#### Information supplied:
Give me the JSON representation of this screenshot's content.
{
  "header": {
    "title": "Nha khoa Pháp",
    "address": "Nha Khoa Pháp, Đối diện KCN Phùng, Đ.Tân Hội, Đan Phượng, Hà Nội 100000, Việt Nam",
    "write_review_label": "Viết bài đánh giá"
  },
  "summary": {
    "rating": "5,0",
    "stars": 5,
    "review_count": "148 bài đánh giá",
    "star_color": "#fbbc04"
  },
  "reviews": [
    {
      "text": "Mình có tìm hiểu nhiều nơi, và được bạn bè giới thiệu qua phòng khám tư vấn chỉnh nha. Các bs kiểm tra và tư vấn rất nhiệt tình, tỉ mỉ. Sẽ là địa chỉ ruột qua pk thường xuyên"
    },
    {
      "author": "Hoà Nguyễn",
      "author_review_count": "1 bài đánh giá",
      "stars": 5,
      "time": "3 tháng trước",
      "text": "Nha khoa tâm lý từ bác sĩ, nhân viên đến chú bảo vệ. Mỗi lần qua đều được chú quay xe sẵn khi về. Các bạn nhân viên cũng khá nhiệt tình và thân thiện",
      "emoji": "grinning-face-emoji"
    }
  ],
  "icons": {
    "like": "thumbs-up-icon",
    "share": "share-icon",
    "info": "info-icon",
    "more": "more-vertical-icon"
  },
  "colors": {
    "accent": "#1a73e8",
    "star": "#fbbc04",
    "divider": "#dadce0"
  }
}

---

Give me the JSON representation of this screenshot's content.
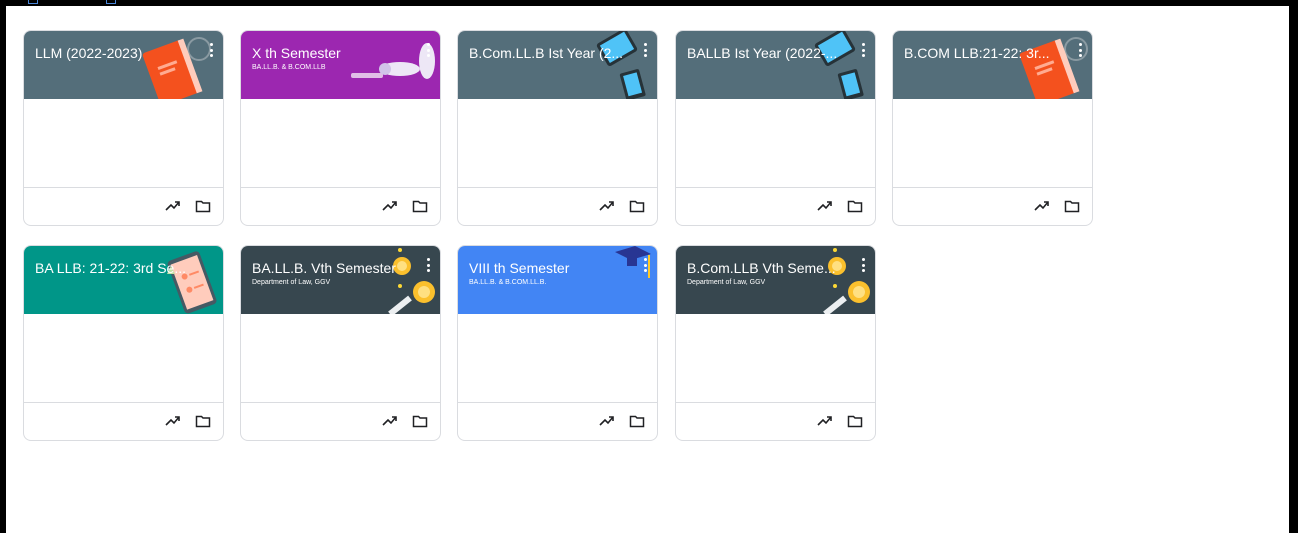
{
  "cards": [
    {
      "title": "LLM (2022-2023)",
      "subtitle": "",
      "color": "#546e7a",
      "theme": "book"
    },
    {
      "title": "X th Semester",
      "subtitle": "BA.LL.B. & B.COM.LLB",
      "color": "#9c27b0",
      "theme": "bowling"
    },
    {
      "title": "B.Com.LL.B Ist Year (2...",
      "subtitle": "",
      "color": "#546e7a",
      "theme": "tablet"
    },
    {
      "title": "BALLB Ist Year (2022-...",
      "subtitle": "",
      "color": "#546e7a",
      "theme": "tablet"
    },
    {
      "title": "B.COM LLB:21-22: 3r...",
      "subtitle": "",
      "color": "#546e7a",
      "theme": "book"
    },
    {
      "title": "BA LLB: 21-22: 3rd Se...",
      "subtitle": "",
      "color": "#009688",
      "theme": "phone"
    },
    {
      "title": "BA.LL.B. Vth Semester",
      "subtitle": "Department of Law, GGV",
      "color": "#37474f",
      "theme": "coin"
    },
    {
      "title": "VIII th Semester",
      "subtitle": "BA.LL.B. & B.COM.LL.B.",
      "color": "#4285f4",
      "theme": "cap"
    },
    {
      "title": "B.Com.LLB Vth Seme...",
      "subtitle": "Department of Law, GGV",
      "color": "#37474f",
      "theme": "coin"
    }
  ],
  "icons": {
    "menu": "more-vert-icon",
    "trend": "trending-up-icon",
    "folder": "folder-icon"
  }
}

#### What you need to do:
Copy each line holding the word "đánh" from the listing above.

#### Finished answer:
    "write_review_label": "Viết bài đánh giá"
    "review_count": "148 bài đánh giá",
      "author_review_count": "1 bài đánh giá",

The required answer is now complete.